> **SET PROBLEM**: Without the pictures, set down every line of the data exactly.

> **RAW DATA**:
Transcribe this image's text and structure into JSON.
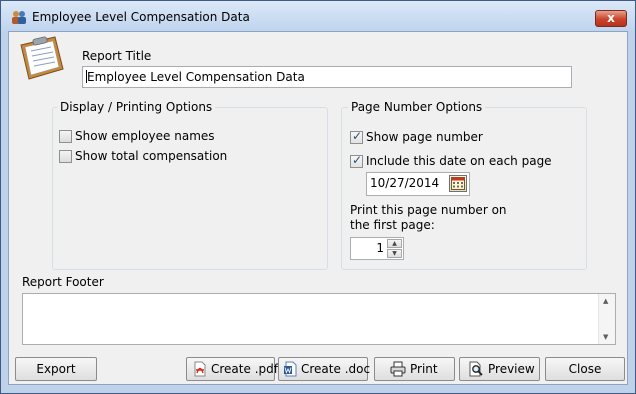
{
  "window": {
    "title": "Employee Level Compensation Data",
    "close_glyph": "x"
  },
  "report": {
    "title_label": "Report Title",
    "title_value": "Employee Level Compensation Data",
    "footer_label": "Report Footer",
    "footer_value": ""
  },
  "display_options": {
    "group_title": "Display / Printing Options",
    "items": [
      {
        "label": "Show employee names",
        "checked": false
      },
      {
        "label": "Show total compensation",
        "checked": false
      }
    ]
  },
  "page_number_options": {
    "group_title": "Page Number Options",
    "show_page_number": {
      "label": "Show page number",
      "checked": true
    },
    "include_date": {
      "label": "Include this date on each page",
      "checked": true
    },
    "date_value": "10/27/2014",
    "first_page_label": "Print this page number on the first page:",
    "first_page_value": "1"
  },
  "buttons": {
    "export": "Export",
    "create_pdf": "Create .pdf",
    "create_doc": "Create .doc",
    "print": "Print",
    "preview": "Preview",
    "close": "Close"
  },
  "icons": {
    "app": "people-icon",
    "clipboard": "clipboard-icon",
    "calendar": "calendar-icon",
    "pdf": "pdf-icon",
    "doc": "word-doc-icon",
    "print": "printer-icon",
    "preview": "magnifier-page-icon"
  },
  "colors": {
    "title_bar": "#c9dbf0",
    "close_button": "#c8442c",
    "client_bg": "#f0f0f0",
    "checkmark": "#2a4d7a"
  }
}
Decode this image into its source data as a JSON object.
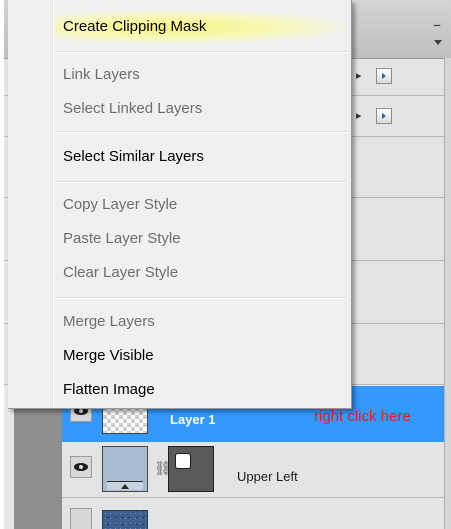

> **RESPONSE FOR THIS EXERCISE**:
Transcribe this image's text and structure into JSON.
{
  "window": {
    "title": "Employee Level Compensation Data",
    "close_glyph": "x"
  },
  "report": {
    "title_label": "Report Title",
    "title_value": "Employee Level Compensation Data",
    "footer_label": "Report Footer",
    "footer_value": ""
  },
  "display_options": {
    "group_title": "Display / Printing Options",
    "items": [
      {
        "label": "Show employee names",
        "checked": false
      },
      {
        "label": "Show total compensation",
        "checked": false
      }
    ]
  },
  "page_number_options": {
    "group_title": "Page Number Options",
    "show_page_number": {
      "label": "Show page number",
      "checked": true
    },
    "include_date": {
      "label": "Include this date on each page",
      "checked": true
    },
    "date_value": "10/27/2014",
    "first_page_label": "Print this page number on the first page:",
    "first_page_value": "1"
  },
  "buttons": {
    "export": "Export",
    "create_pdf": "Create .pdf",
    "create_doc": "Create .doc",
    "print": "Print",
    "preview": "Preview",
    "close": "Close"
  },
  "icons": {
    "app": "people-icon",
    "clipboard": "clipboard-icon",
    "calendar": "calendar-icon",
    "pdf": "pdf-icon",
    "doc": "word-doc-icon",
    "print": "printer-icon",
    "preview": "magnifier-page-icon"
  },
  "colors": {
    "title_bar": "#c9dbf0",
    "close_button": "#c8442c",
    "client_bg": "#f0f0f0",
    "checkmark": "#2a4d7a"
  }
}
Decode this image into its source data as a JSON object.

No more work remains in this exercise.